## Record list
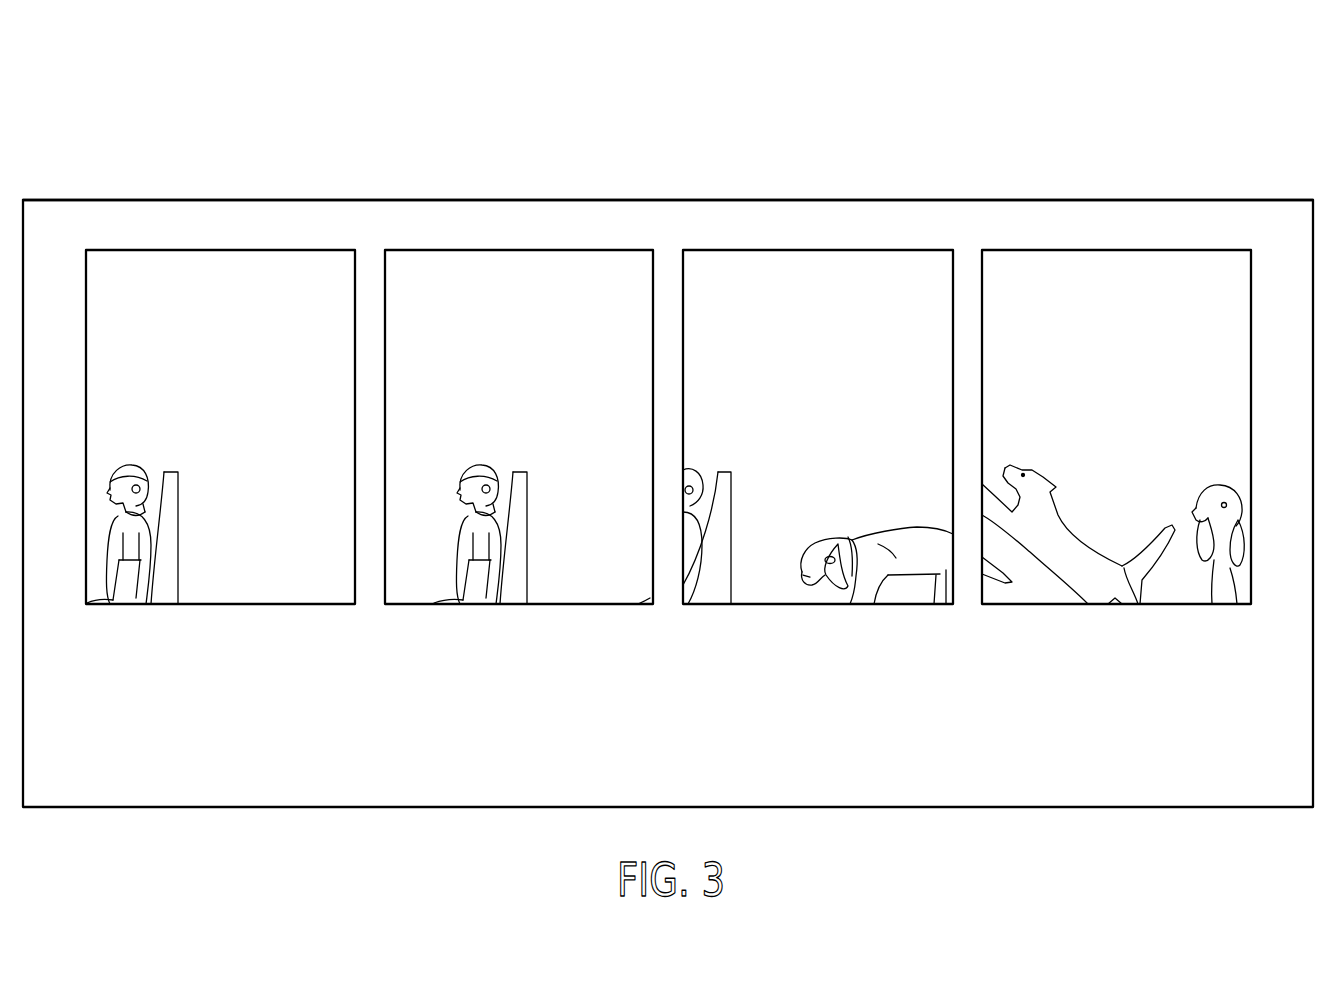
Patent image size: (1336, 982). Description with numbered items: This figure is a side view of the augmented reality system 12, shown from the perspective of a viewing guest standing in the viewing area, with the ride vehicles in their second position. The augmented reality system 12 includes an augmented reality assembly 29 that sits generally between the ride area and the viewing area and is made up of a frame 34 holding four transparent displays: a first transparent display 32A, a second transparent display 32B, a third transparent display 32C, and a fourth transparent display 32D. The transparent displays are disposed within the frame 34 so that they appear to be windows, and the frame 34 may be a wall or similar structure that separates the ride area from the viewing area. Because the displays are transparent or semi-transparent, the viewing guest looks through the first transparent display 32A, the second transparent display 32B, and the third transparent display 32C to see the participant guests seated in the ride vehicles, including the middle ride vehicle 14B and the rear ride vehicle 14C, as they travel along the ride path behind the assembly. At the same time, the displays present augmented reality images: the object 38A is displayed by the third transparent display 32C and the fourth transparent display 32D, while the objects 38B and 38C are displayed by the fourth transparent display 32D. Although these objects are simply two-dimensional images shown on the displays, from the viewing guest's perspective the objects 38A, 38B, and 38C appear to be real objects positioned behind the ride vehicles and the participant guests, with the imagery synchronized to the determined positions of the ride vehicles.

The augmented reality system 12 is at (1152, 58).
The augmented reality assembly 29 is at (1210, 168).
The frame 34 is at (497, 199).
The first transparent display 32A is at (152, 249).
The second transparent display 32B is at (452, 249).
The third transparent display 32C is at (752, 249).
The fourth transparent display 32D is at (1050, 249).
The middle ride vehicle 14B is at (178, 508).
The rear ride vehicle 14C is at (527, 508).
The object 38A is at (910, 527).
The object 38B is at (1088, 538).
The object 38C is at (1218, 485).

## Problem
Please express the material above as a JSON list of strings, with one string for each line and blank lines left out. Leave the picture out of the list.

## Full answer
[
  "Patent image size: (1336, 982). Description with numbered items: This figure is a side view of the augmented reality system 12, shown from the perspective of a viewing guest standing in the viewing area, with the ride vehicles in their second position. The augmented reality system 12 includes an augmented reality assembly 29 that sits generally between the ride area and the viewing area and is made up of a frame 34 holding four transparent displays: a first transparent display 32A, a second transparent display 32B, a third transparent display 32C, and a fourth transparent display 32D. The transparent displays are disposed within the frame 34 so that they appear to be windows, and the frame 34 may be a wall or similar structure that separates the ride area from the viewing area. Because the displays are transparent or semi-transparent, the viewing guest looks through the first transparent display 32A, the second transparent display 32B, and the third transparent display 32C to see the participant guests seated in the ride vehicles, including the middle ride vehicle 14B and the rear ride vehicle 14C, as they travel along the ride path behind the assembly. At the same time, the displays present augmented reality images: the object 38A is displayed by the third transparent display 32C and the fourth transparent display 32D, while the objects 38B and 38C are displayed by the fourth transparent display 32D. Although these objects are simply two-dimensional images shown on the displays, from the viewing guest's perspective the objects 38A, 38B, and 38C appear to be real objects positioned behind the ride vehicles and the participant guests, with the imagery synchronized to the determined positions of the ride vehicles.",
  "The augmented reality system 12 is at (1152, 58).",
  "The augmented reality assembly 29 is at (1210, 168).",
  "The frame 34 is at (497, 199).",
  "The first transparent display 32A is at (152, 249).",
  "The second transparent display 32B is at (452, 249).",
  "The third transparent display 32C is at (752, 249).",
  "The fourth transparent display 32D is at (1050, 249).",
  "The middle ride vehicle 14B is at (178, 508).",
  "The rear ride vehicle 14C is at (527, 508).",
  "The object 38A is at (910, 527).",
  "The object 38B is at (1088, 538).",
  "The object 38C is at (1218, 485)."
]